## Data lines

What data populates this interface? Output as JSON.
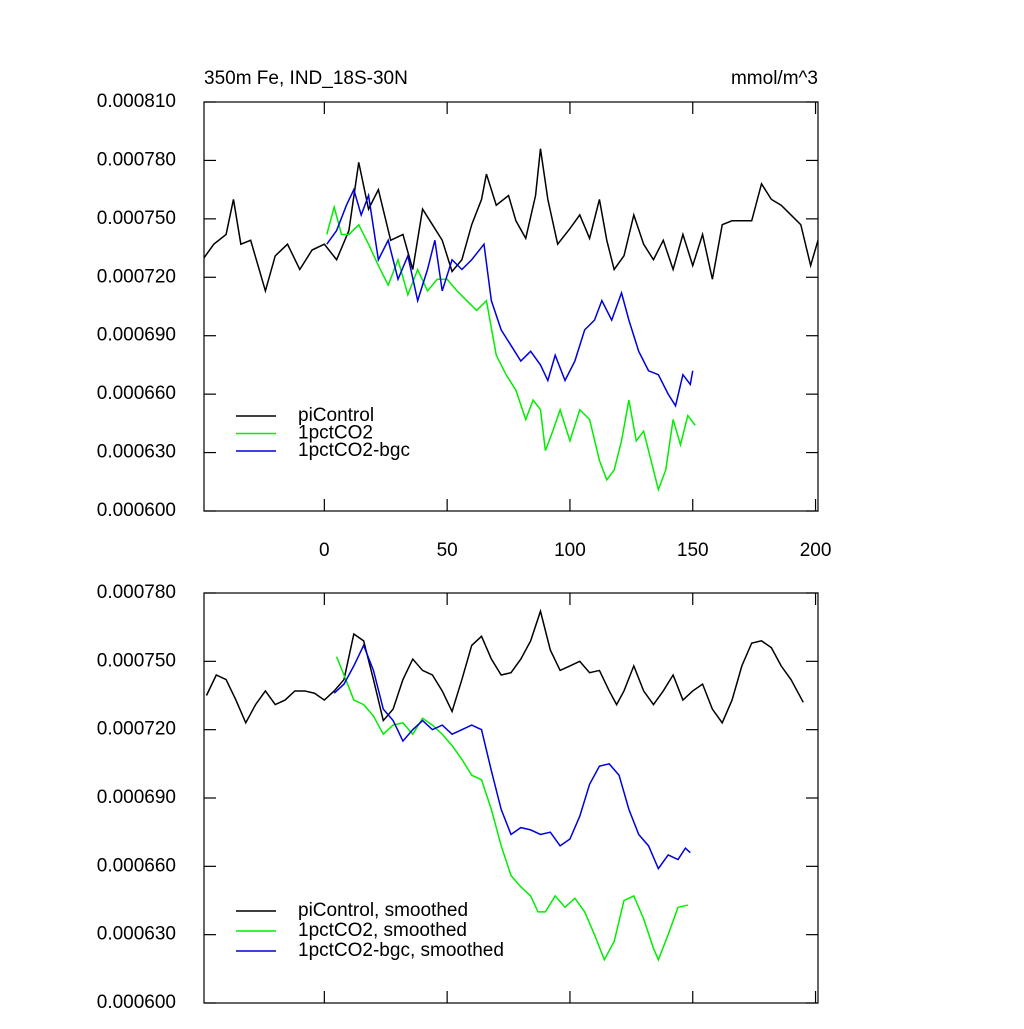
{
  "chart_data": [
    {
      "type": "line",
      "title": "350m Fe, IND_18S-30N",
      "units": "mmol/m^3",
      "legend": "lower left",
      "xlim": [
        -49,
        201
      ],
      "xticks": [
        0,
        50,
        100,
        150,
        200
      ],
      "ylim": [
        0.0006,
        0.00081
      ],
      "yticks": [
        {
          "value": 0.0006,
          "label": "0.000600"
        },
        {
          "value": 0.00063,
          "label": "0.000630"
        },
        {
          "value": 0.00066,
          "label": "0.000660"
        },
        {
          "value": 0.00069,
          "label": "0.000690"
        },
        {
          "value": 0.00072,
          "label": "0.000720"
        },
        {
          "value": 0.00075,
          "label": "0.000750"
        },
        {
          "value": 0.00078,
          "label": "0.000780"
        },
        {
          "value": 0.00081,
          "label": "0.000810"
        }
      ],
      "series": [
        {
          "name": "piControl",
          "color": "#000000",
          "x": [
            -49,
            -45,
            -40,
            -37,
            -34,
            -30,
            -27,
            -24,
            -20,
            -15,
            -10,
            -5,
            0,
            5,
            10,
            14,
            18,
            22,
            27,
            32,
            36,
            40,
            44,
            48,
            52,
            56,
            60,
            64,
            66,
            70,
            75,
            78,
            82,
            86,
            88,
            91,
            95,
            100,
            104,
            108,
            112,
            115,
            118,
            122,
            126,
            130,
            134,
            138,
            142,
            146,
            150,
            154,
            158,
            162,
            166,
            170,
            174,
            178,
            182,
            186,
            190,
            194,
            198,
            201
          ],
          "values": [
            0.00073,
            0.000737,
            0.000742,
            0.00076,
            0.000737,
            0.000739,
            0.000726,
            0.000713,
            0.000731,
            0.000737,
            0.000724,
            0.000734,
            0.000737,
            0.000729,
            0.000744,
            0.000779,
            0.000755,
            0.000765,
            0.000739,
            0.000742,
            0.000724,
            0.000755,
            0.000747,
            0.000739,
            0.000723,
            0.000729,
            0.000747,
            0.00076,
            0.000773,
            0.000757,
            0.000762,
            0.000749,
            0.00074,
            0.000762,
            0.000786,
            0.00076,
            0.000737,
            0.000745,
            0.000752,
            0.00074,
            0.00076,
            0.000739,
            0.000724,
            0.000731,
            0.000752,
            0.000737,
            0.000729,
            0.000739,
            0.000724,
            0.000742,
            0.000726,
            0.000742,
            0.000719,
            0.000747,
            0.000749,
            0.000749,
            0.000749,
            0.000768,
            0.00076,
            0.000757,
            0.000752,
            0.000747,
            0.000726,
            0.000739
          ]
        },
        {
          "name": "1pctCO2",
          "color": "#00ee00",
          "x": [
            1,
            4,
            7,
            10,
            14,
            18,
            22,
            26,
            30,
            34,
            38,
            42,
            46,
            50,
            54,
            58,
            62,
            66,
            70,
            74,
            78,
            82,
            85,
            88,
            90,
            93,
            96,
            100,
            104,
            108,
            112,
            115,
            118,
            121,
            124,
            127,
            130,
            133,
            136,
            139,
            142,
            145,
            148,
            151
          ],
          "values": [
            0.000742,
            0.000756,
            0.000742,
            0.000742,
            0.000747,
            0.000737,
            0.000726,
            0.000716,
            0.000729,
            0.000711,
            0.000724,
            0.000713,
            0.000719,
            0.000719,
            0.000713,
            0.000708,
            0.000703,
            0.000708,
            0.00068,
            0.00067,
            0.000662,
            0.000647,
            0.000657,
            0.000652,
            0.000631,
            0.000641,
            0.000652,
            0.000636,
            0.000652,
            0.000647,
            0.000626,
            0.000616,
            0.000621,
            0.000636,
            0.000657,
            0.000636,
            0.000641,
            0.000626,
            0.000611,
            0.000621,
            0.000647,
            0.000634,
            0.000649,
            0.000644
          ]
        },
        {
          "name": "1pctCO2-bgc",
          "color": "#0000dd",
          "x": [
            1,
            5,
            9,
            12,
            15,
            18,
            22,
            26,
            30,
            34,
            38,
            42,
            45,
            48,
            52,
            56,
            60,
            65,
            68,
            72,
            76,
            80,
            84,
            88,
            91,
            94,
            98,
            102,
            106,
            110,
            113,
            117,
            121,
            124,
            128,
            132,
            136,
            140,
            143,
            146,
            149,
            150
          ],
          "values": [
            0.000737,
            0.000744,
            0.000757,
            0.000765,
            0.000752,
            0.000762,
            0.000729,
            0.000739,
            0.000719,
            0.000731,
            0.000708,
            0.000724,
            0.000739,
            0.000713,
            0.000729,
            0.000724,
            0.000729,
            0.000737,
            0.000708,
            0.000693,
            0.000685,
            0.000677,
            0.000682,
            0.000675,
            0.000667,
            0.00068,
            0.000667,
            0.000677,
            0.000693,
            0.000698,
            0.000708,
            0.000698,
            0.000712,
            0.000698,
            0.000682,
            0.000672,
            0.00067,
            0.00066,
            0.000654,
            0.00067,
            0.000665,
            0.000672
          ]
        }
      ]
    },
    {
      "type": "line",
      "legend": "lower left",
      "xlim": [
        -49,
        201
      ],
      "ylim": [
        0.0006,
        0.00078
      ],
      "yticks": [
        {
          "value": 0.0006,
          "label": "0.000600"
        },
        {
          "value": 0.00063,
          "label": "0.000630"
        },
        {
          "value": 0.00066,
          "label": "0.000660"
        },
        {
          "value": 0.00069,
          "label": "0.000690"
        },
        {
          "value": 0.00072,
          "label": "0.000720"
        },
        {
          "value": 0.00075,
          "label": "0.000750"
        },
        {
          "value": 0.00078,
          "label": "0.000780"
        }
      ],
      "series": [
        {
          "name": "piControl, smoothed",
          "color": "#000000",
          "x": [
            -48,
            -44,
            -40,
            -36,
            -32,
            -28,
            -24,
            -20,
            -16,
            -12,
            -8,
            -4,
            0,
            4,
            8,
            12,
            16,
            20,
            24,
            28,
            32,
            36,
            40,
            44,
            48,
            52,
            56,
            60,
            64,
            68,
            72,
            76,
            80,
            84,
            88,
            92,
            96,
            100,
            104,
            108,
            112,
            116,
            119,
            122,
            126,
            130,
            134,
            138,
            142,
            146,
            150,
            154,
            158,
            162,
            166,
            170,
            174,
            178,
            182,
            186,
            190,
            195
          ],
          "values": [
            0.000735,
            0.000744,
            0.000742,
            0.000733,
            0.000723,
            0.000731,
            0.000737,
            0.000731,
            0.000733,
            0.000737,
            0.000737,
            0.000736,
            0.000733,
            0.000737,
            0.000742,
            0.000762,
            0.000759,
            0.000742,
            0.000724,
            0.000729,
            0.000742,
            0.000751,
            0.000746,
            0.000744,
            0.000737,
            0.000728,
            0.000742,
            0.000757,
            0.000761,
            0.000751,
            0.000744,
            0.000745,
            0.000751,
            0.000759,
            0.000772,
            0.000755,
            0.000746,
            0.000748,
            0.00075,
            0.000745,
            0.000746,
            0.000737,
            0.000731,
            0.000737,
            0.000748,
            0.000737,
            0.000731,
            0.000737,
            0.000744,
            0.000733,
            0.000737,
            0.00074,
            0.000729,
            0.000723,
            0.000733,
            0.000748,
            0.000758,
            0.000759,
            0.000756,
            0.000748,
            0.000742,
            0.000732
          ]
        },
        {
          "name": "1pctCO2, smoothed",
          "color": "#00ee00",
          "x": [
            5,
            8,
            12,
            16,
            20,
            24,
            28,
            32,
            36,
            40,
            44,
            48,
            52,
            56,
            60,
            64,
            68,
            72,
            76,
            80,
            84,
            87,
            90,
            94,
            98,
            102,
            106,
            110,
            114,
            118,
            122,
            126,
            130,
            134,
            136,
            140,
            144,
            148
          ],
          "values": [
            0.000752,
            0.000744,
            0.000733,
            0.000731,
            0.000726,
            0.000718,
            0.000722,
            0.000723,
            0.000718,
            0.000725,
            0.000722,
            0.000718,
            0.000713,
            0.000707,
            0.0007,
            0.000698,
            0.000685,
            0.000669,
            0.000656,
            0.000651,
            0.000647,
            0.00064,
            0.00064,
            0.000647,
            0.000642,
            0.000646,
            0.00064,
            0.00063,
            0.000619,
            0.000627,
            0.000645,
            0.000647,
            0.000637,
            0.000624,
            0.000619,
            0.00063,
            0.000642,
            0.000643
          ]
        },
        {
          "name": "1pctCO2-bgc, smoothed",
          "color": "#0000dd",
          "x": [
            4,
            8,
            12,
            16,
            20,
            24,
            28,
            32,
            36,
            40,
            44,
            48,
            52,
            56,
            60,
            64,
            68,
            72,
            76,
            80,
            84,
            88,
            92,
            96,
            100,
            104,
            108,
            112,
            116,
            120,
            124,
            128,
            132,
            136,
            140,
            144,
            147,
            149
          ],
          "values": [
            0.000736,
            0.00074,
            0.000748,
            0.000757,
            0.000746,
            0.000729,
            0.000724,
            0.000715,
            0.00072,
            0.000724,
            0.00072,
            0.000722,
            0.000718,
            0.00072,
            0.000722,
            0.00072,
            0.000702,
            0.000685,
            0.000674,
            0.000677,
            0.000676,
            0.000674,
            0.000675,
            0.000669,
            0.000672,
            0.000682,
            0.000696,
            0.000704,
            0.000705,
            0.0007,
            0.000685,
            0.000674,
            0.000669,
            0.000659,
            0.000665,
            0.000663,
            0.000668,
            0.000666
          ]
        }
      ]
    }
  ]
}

## Given exercise
Across the preceding material, how many lines contain the word "smoothed"? State the number alone.

## The solution
3